------ Text provided ------

Terraform Cloud setup
For setting up Terraform Cloud we will go through the following steps:
- Create your Terraform Cloud account.
- Create workspaces.
- Define environment and Terraform variables.
- Define the working directory.
Step 1: Sign up
To create your Terraform Cloud account, follow this link. At the moment of writing, Terraform Cloud offers a free plan with all the open-source features, as well as state management, remote operations, and private module registries.
After successfully creating and confirming your account, you can log in. You will be redirected to the "Workspaces" view.
Step 2: Create workspaces
In the next step, we will create our three workspaces, one per environment. To create a workspace in Terraform Cloud, click the "New workspace" button.
When the workspace creation form shows up, we can choose the "API-driven workflow", since we will be triggering our deployments using GitHub Actions.
In the next step, we must set a name and a description for our workflow.
Step 3: Set variables
After creating the workspace, we must define the environment variables (the AWS access key and secret key), and the Terraform variables for our development environment (what we have defined in our variables.tf file within the development directory). We can click on the created workspace and navigate to the "Variables" tab to add variables.
Step 4: Define the working directory
As a final step, we need to set the working directory of our workspace, so that Terraform can go within this specified directory and execute all commands.
Step 5: Create two other workspaces for staging and production
Finally, we can repeat all the steps above for creating two new workspaces for the remaining environments.
Preparing the GitHub workflow
Our GitHub Actions workflow will contain the following steps:
The whole process will be divided into two main steps:
- Deploying the infrastructure: This step will be composed of multiple smaller jobs (lint, init, plan, update pull-request, apply, output).
- Deploying the applications: There are three jobs executed in parallel in this phase (building and deploying the API, building and deploying the first web client, building and deploying the second web client). Each of these jobs is composed of other smaller jobs.

------ Data supplied ------

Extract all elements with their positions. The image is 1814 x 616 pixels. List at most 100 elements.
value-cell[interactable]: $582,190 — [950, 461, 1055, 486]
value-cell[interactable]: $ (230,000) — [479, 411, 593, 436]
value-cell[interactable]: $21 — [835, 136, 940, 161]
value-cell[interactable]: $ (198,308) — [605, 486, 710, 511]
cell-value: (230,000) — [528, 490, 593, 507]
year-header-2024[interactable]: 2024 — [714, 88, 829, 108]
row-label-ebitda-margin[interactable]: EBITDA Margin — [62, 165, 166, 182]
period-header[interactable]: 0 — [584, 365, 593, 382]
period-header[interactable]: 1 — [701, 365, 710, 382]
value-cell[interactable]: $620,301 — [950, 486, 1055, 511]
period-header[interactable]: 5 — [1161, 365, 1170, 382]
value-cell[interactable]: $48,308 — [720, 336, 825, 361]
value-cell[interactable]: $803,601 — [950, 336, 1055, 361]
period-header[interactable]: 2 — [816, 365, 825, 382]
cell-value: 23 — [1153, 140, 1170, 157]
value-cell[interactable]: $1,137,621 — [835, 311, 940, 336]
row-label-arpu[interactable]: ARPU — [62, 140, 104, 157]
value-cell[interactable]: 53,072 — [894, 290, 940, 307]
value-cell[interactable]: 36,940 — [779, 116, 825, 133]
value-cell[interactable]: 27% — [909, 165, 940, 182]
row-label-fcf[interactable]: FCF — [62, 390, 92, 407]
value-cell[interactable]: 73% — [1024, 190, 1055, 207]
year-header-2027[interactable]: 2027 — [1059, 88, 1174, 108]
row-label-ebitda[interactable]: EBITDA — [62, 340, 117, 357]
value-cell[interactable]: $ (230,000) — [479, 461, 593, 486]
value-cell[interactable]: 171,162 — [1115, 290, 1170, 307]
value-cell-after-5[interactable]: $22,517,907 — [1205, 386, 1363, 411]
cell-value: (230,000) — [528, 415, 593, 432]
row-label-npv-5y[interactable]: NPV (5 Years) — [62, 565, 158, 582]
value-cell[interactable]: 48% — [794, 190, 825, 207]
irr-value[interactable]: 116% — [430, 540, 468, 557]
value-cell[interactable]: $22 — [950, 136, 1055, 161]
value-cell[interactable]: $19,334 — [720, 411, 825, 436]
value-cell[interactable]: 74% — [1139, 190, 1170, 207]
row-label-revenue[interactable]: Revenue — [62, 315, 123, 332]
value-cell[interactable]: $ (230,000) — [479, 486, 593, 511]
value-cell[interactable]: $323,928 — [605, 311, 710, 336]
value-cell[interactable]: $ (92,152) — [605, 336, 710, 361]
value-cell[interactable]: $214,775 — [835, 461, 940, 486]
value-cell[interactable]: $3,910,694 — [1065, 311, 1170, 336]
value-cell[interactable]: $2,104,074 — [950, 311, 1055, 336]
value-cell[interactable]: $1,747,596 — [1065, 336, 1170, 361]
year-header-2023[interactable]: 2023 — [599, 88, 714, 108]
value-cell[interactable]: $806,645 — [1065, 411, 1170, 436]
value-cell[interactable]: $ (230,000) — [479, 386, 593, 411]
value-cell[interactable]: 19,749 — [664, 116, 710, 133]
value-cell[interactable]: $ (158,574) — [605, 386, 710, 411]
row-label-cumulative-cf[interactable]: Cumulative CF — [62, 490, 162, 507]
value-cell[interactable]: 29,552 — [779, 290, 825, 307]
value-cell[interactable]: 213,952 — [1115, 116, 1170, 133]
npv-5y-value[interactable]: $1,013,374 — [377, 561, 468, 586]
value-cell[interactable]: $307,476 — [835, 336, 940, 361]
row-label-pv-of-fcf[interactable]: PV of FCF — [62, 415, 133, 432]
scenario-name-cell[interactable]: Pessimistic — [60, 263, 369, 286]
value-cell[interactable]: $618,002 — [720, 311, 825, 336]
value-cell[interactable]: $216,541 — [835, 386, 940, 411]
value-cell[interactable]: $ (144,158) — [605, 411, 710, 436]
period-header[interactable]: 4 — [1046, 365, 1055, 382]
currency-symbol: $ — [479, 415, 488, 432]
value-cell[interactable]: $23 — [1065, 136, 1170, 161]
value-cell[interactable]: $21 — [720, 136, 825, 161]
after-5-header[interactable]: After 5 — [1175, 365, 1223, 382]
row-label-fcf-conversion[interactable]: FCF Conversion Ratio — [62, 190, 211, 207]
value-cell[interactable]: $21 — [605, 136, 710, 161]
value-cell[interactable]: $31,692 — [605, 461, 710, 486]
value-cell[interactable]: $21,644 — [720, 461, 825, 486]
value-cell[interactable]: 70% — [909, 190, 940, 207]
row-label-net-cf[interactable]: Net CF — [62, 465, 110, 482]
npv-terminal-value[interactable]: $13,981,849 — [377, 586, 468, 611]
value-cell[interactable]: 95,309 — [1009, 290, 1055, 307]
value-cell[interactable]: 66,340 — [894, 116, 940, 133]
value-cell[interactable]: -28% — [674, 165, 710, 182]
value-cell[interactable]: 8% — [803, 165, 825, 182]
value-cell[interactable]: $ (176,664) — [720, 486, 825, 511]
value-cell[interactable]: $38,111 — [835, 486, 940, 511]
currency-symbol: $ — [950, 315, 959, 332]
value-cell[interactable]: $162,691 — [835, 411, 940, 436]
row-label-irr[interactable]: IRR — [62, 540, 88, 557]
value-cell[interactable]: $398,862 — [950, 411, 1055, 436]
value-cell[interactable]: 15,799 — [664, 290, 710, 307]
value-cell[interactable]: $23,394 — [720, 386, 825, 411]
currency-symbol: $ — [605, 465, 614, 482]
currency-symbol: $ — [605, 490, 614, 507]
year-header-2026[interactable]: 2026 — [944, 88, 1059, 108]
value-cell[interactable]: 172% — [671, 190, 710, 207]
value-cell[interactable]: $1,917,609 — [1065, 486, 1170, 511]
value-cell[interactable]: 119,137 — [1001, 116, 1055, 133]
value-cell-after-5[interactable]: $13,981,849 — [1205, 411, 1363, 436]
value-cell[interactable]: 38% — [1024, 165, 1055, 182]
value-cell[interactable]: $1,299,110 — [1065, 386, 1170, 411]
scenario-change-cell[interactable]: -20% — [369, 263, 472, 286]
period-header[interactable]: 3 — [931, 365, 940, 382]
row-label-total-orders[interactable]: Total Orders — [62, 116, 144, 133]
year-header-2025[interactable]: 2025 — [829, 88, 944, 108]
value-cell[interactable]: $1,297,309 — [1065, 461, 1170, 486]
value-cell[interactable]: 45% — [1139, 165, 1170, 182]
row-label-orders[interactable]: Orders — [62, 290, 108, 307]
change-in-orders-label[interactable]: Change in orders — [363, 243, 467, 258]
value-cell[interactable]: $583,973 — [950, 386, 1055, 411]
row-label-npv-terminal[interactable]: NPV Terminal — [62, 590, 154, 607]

------

■ Tasks ■
a - Duplicate, word for word, everything in the Terraform Cloud setup guide from "In the next step, we must" down to "to add variables.".
b - Go on with the Terraform Cloud setup guide, picking up after its final sentence.

■ Answers ■
a -
In the next step, we must set a name and a description for our workflow.
Step 3: Set variables
After creating the workspace, we must define the environment variables (the AWS access key and secret key), and the Terraform variables for our development environment (what we have defined in our variables.tf file within the development directory). We can click on the created workspace and navigate to the "Variables" tab to add variables.

b -
Step 1: Adding the necessary keys to our GitHub repo
Before going into each job in detail, we need to add our configuration secrets to our GitHub repo. We need the following variables added as secrets:
- AWS Access Key Id, AWS Secret Access Key, AWS Region: These are all needed to authenticate the AWS plugins we will use during our pipeline execution (for pushing our images or deploying our frontend applications). We can generate the keys in the AWS IAM users section (keep in mind to give the CI/CD user only the necessary permissions).
- Terraform API key: For deploying the infrastructure using GitHub Actions we must first set up Terraform on our runner. For this, we need to generate an API token on our Terraform Cloud account, under the "Tokens" tab in user settings.
Here is the "Secrets" view after adding all the necessary keys:
Step 2: Deploying the infrastructure
For deploying our infrastructure, we will execute the steps listed below (some of the steps are executed only when doing pull requests, others when pushing to specific branches). We will be looking at the development workflow from this point onwards. For more details regarding this step, here is the official documentation.
- Define the working directory: For the development workflow the working directory will be
infrastructure/development. On the provider.tf file under this directory, we have configured Terraform Cloud as the backend and we have also defined the workspace name for this environment.
- Setup Terraform: Retrieves the Terraform CLI used in the GitHub action workflow, reads the Terraform API token from the secret variables, and authenticates the CLI to Terraform Cloud.
- Terraform Format: Checks whether the configuration has been properly formatted. If the configuration isn't properly formatted this step will produce an error.
- Terraform Init: Initializes the configuration used in the GitHub action workflow.
- Terraform Plan: Generates a Terraform plan. Since provider.tf configures the Terraform Cloud integration, this step triggers a remote plan run in the Terraform Cloud. This step only runs on pull requests and continues running even if an error is thrown. The error will be caught and handled in the following step.
- Update Pull Request: Adds a comment to the pull request with the results of the format, init and plan steps. In addition, it displays the "plan" output (
steps.plan.outputs.stdout). This allows your team to review the results of the plan directly in the PR instead of opening Terraform Cloud. This step only runs on pull requests.
- Terraform Plan Status: Returns whether a plan was successfully generated or not. This is where the "plan" errors are caught. If an error happened, the process exits with status 1.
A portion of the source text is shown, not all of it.